Return the lines below that carry the word "Política".

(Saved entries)
"""
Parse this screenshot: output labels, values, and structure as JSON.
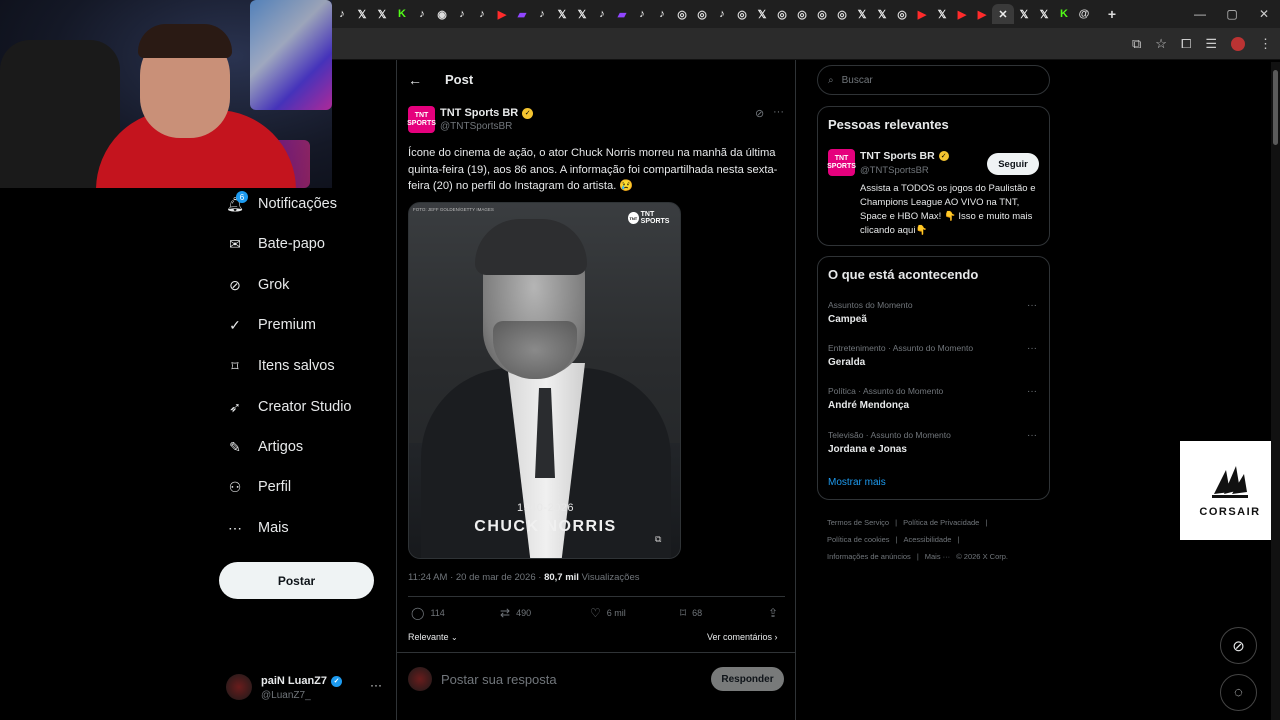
{
  "browser": {
    "tabs": [
      "tiktok",
      "x",
      "x",
      "kick",
      "tiktok",
      "chrome",
      "tiktok",
      "tiktok",
      "youtube",
      "twitch",
      "tiktok",
      "x",
      "x",
      "tiktok",
      "twitch",
      "tiktok",
      "tiktok",
      "instagram",
      "instagram",
      "tiktok",
      "instagram",
      "x",
      "instagram",
      "instagram",
      "instagram",
      "instagram",
      "x",
      "x",
      "instagram",
      "youtube",
      "x",
      "youtube",
      "youtube",
      "x",
      "x",
      "x",
      "kick",
      "threads"
    ],
    "active_tab_index": 33,
    "new_tab": "+",
    "window_controls": [
      "—",
      "▢",
      "✕"
    ]
  },
  "nav": {
    "items": [
      {
        "label": "Notificações",
        "icon": "bell-icon",
        "badge": "6"
      },
      {
        "label": "Bate-papo",
        "icon": "mail-icon"
      },
      {
        "label": "Grok",
        "icon": "grok-icon"
      },
      {
        "label": "Premium",
        "icon": "premium-icon"
      },
      {
        "label": "Itens salvos",
        "icon": "bookmark-icon"
      },
      {
        "label": "Creator Studio",
        "icon": "rocket-icon"
      },
      {
        "label": "Artigos",
        "icon": "article-icon"
      },
      {
        "label": "Perfil",
        "icon": "person-icon"
      },
      {
        "label": "Mais",
        "icon": "more-circle-icon"
      }
    ],
    "post_button": "Postar",
    "account": {
      "name": "paiN LuanZ7",
      "handle": "@LuanZ7_"
    }
  },
  "header": {
    "title": "Post"
  },
  "tweet": {
    "author_name": "TNT Sports BR",
    "author_handle": "@TNTSportsBR",
    "avatar_text": "TNT\nSPORTS",
    "text": "Ícone do cinema de ação, o ator Chuck Norris morreu na manhã da última quinta-feira (19), aos 86 anos. A informação foi compartilhada nesta sexta-feira (20) no perfil do Instagram do artista. 😢",
    "image": {
      "credit": "FOTO: JEFF GOLDEN/GETTY IMAGES",
      "brand": "TNT SPORTS",
      "years": "1940-2026",
      "name": "CHUCK NORRIS"
    },
    "timestamp": "11:24 AM · 20 de mar de 2026 · ",
    "views_count": "80,7 mil",
    "views_label": " Visualizações",
    "replies": "114",
    "retweets": "490",
    "likes": "6 mil",
    "bookmarks": "68",
    "sort_label": "Relevante",
    "view_comments": "Ver comentários",
    "reply_placeholder": "Postar sua resposta",
    "reply_button": "Responder"
  },
  "search": {
    "placeholder": "Buscar"
  },
  "relevant": {
    "title": "Pessoas relevantes",
    "name": "TNT Sports BR",
    "handle": "@TNTSportsBR",
    "follow": "Seguir",
    "bio": "Assista a TODOS os jogos do Paulistão e Champions League AO VIVO na TNT, Space e HBO Max! 👇 Isso e muito mais clicando aqui👇"
  },
  "trends": {
    "title": "O que está acontecendo",
    "items": [
      {
        "category": "Assuntos do Momento",
        "name": "Campeã"
      },
      {
        "category": "Entretenimento · Assunto do Momento",
        "name": "Geralda"
      },
      {
        "category": "Política · Assunto do Momento",
        "name": "André Mendonça"
      },
      {
        "category": "Televisão · Assunto do Momento",
        "name": "Jordana e Jonas"
      }
    ],
    "show_more": "Mostrar mais"
  },
  "footer": {
    "links": [
      "Termos de Serviço",
      "|",
      "Política de Privacidade",
      "|",
      "Política de cookies",
      "|",
      "Acessibilidade",
      "|",
      "Informações de anúncios",
      "|",
      "Mais ···",
      "© 2026 X Corp."
    ]
  },
  "overlay": {
    "corsair": "CORSAIR"
  },
  "colors": {
    "accent": "#1d9bf0",
    "brand_pink": "#e5007d",
    "verified": "#f4c430"
  }
}
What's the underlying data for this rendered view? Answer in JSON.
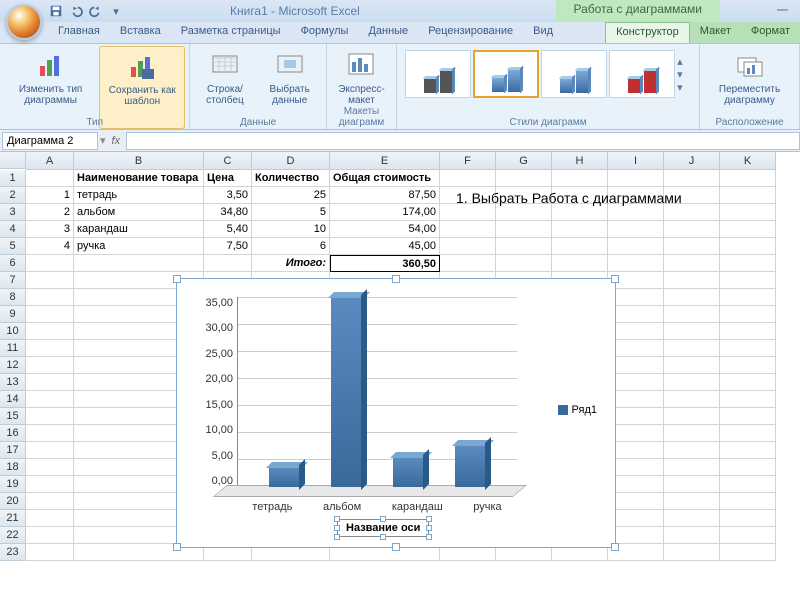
{
  "window": {
    "title": "Книга1 - Microsoft Excel",
    "chart_tools": "Работа с диаграммами"
  },
  "tabs": {
    "home": "Главная",
    "insert": "Вставка",
    "layout": "Разметка страницы",
    "formulas": "Формулы",
    "data": "Данные",
    "review": "Рецензирование",
    "view": "Вид",
    "ctx_design": "Конструктор",
    "ctx_layout": "Макет",
    "ctx_format": "Формат"
  },
  "ribbon": {
    "type_group": "Тип",
    "data_group": "Данные",
    "layouts_group": "Макеты диаграмм",
    "styles_group": "Стили диаграмм",
    "location_group": "Расположение",
    "change_type": "Изменить тип\nдиаграммы",
    "save_template": "Сохранить\nкак шаблон",
    "switch_rc": "Строка/столбец",
    "select_data": "Выбрать\nданные",
    "quick_layout": "Экспресс-макет",
    "move_chart": "Переместить\nдиаграмму"
  },
  "formula_bar": {
    "namebox": "Диаграмма 2",
    "fx": "fx"
  },
  "cols": [
    "A",
    "B",
    "C",
    "D",
    "E",
    "F",
    "G",
    "H",
    "I",
    "J",
    "K"
  ],
  "table": {
    "headers": {
      "b": "Наименование товара",
      "c": "Цена",
      "d": "Количество",
      "e": "Общая стоимость"
    },
    "rows": [
      {
        "n": "1",
        "name": "тетрадь",
        "price": "3,50",
        "qty": "25",
        "total": "87,50"
      },
      {
        "n": "2",
        "name": "альбом",
        "price": "34,80",
        "qty": "5",
        "total": "174,00"
      },
      {
        "n": "3",
        "name": "карандаш",
        "price": "5,40",
        "qty": "10",
        "total": "54,00"
      },
      {
        "n": "4",
        "name": "ручка",
        "price": "7,50",
        "qty": "6",
        "total": "45,00"
      }
    ],
    "total_label": "Итого:",
    "total_value": "360,50"
  },
  "annotation": "1. Выбрать Работа с диаграммами",
  "chart": {
    "legend": "Ряд1",
    "axis_title": "Название оси",
    "yticks": [
      "35,00",
      "30,00",
      "25,00",
      "20,00",
      "15,00",
      "10,00",
      "5,00",
      "0,00"
    ]
  },
  "chart_data": {
    "type": "bar",
    "categories": [
      "тетрадь",
      "альбом",
      "карандаш",
      "ручка"
    ],
    "values": [
      3.5,
      34.8,
      5.4,
      7.5
    ],
    "series_name": "Ряд1",
    "xlabel": "Название оси",
    "ylabel": "",
    "ylim": [
      0,
      35
    ],
    "ystep": 5
  }
}
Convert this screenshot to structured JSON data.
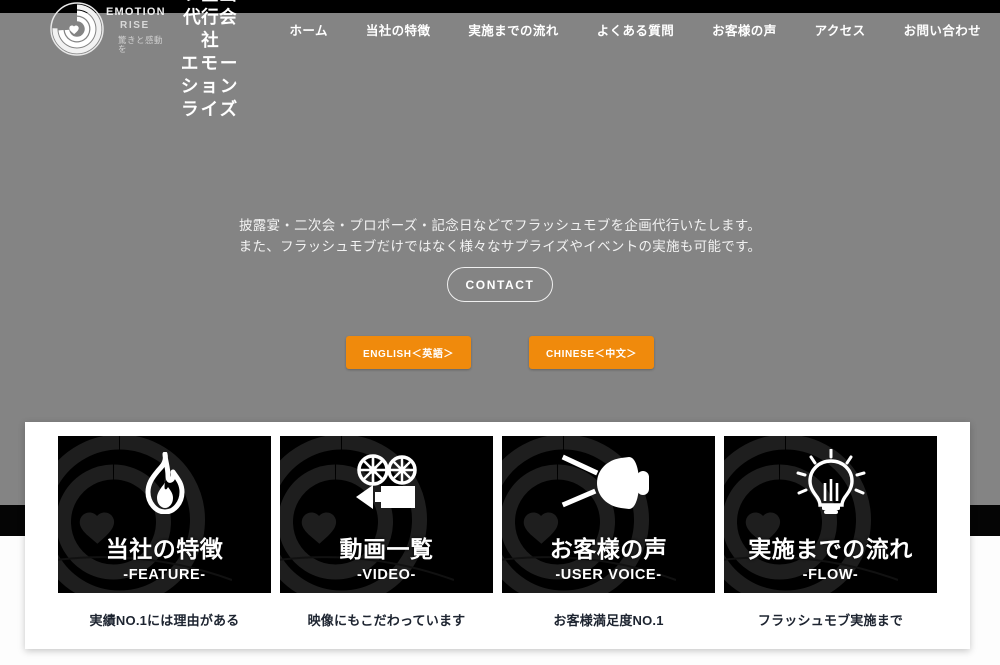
{
  "site": {
    "logo": {
      "mark_icon": "spiral-heart-logo-icon",
      "emotion_text": "EMOTION",
      "rise_text": "RISE",
      "tagline": "驚きと感動を"
    },
    "brand_title_line1": "フラッシュモブ企画代行会社",
    "brand_title_line2": "エモーションライズ"
  },
  "nav": {
    "items": [
      {
        "label": "ホーム"
      },
      {
        "label": "当社の特徴"
      },
      {
        "label": "実施までの流れ"
      },
      {
        "label": "よくある質問"
      },
      {
        "label": "お客様の声"
      },
      {
        "label": "アクセス"
      },
      {
        "label": "お問い合わせ"
      }
    ]
  },
  "hero": {
    "line1": "披露宴・二次会・プロポーズ・記念日などでフラッシュモブを企画代行いたします。",
    "line2": "また、フラッシュモブだけではなく様々なサプライズやイベントの実施も可能です。",
    "contact_button": "CONTACT",
    "lang_buttons": [
      {
        "label": "ENGLISH＜英語＞"
      },
      {
        "label": "CHINESE＜中文＞"
      }
    ]
  },
  "cards": [
    {
      "icon": "flame-icon",
      "title_jp": "当社の特徴",
      "title_en": "-FEATURE-",
      "caption": "実績NO.1には理由がある"
    },
    {
      "icon": "movie-camera-icon",
      "title_jp": "動画一覧",
      "title_en": "-VIDEO-",
      "caption": "映像にもこだわっています"
    },
    {
      "icon": "megaphone-icon",
      "title_jp": "お客様の声",
      "title_en": "-USER VOICE-",
      "caption": "お客様満足度NO.1"
    },
    {
      "icon": "lightbulb-icon",
      "title_jp": "実施までの流れ",
      "title_en": "-FLOW-",
      "caption": "フラッシュモブ実施まで"
    }
  ],
  "colors": {
    "hero_bg": "#848484",
    "accent_orange": "#f08a0c",
    "card_bg": "#000000",
    "band_black": "#050505",
    "panel_white": "#ffffff"
  }
}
"""
:: The output ::
        "category": "Política · Assunto do Momento",
      "Política de Privacidade",
      "Política de cookies",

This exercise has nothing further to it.